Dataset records
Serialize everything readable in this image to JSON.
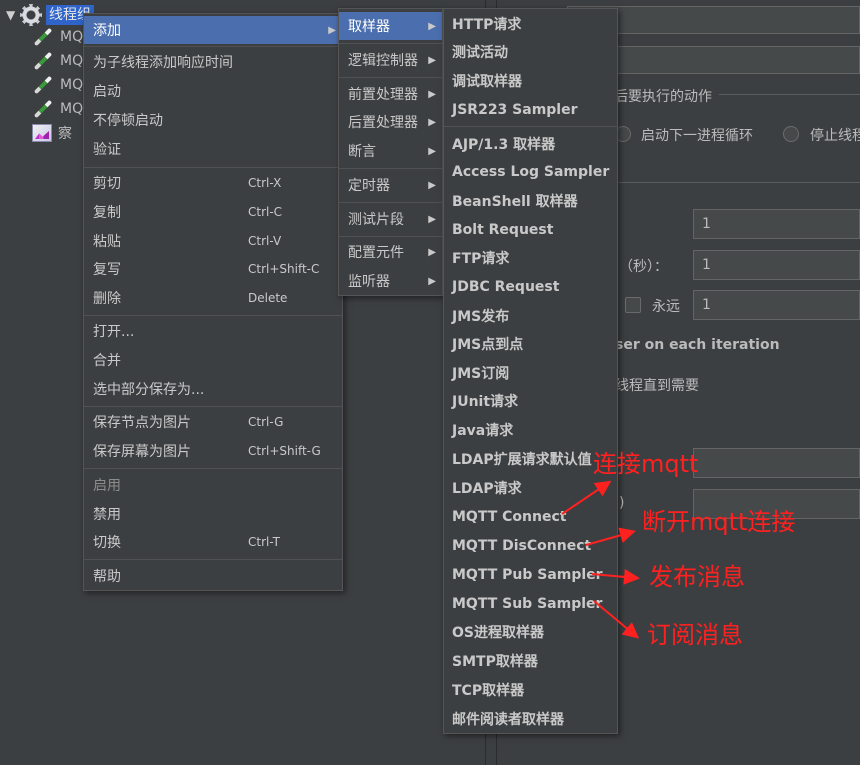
{
  "tree": {
    "root_label": "线程组",
    "items": [
      {
        "label": "MQ",
        "icon": "pipette-icon"
      },
      {
        "label": "MQ",
        "icon": "pipette-icon"
      },
      {
        "label": "MQ",
        "icon": "pipette-icon"
      },
      {
        "label": "MQ",
        "icon": "pipette-icon"
      },
      {
        "label": "察",
        "icon": "listener-icon"
      }
    ]
  },
  "right_panel": {
    "action_title": "后要执行的动作",
    "radio_next_loop": "启动下一进程循环",
    "radio_stop": "停止线程",
    "threads_value": "1",
    "rampup_label": "间（秒）：",
    "rampup_value": "1",
    "forever_label": "永远",
    "loop_value": "1",
    "same_user_label": "ser on each iteration",
    "delay_label": "线程直到需要",
    "paren": ")"
  },
  "main_menu": {
    "items": [
      {
        "label": "添加",
        "shortcut": "",
        "submenu": true,
        "highlight": true
      },
      {
        "label": "为子线程添加响应时间",
        "shortcut": ""
      },
      {
        "label": "启动",
        "shortcut": ""
      },
      {
        "label": "不停顿启动",
        "shortcut": ""
      },
      {
        "label": "验证",
        "shortcut": ""
      },
      {
        "label": "剪切",
        "shortcut": "Ctrl-X"
      },
      {
        "label": "复制",
        "shortcut": "Ctrl-C"
      },
      {
        "label": "粘贴",
        "shortcut": "Ctrl-V"
      },
      {
        "label": "复写",
        "shortcut": "Ctrl+Shift-C"
      },
      {
        "label": "删除",
        "shortcut": "Delete"
      },
      {
        "label": "打开...",
        "shortcut": ""
      },
      {
        "label": "合并",
        "shortcut": ""
      },
      {
        "label": "选中部分保存为...",
        "shortcut": ""
      },
      {
        "label": "保存节点为图片",
        "shortcut": "Ctrl-G"
      },
      {
        "label": "保存屏幕为图片",
        "shortcut": "Ctrl+Shift-G"
      },
      {
        "label": "启用",
        "shortcut": "",
        "disabled": true
      },
      {
        "label": "禁用",
        "shortcut": ""
      },
      {
        "label": "切换",
        "shortcut": "Ctrl-T"
      },
      {
        "label": "帮助",
        "shortcut": ""
      }
    ]
  },
  "add_menu": {
    "items": [
      {
        "label": "取样器",
        "highlight": true
      },
      {
        "label": "逻辑控制器"
      },
      {
        "label": "前置处理器"
      },
      {
        "label": "后置处理器"
      },
      {
        "label": "断言"
      },
      {
        "label": "定时器"
      },
      {
        "label": "测试片段"
      },
      {
        "label": "配置元件"
      },
      {
        "label": "监听器"
      }
    ]
  },
  "sampler_menu": {
    "items": [
      "HTTP请求",
      "测试活动",
      "调试取样器",
      "JSR223 Sampler",
      "AJP/1.3 取样器",
      "Access Log Sampler",
      "BeanShell 取样器",
      "Bolt Request",
      "FTP请求",
      "JDBC Request",
      "JMS发布",
      "JMS点到点",
      "JMS订阅",
      "JUnit请求",
      "Java请求",
      "LDAP扩展请求默认值",
      "LDAP请求",
      "MQTT Connect",
      "MQTT DisConnect",
      "MQTT Pub Sampler",
      "MQTT Sub Sampler",
      "OS进程取样器",
      "SMTP取样器",
      "TCP取样器",
      "邮件阅读者取样器"
    ]
  },
  "annotations": {
    "connect": "连接mqtt",
    "disconnect": "断开mqtt连接",
    "publish": "发布消息",
    "subscribe": "订阅消息",
    "color": "#ff2020"
  },
  "colors": {
    "background": "#3c3f41",
    "highlight": "#4b6eaf",
    "selection": "#2f65ca",
    "text": "#bbbbbb"
  }
}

CHALLENGE »
Look through the data and gather every line with the string "true" in it.

FINISHED TASK »
        "submenu": true,
        "highlight": true
        "disabled": true
        "highlight": true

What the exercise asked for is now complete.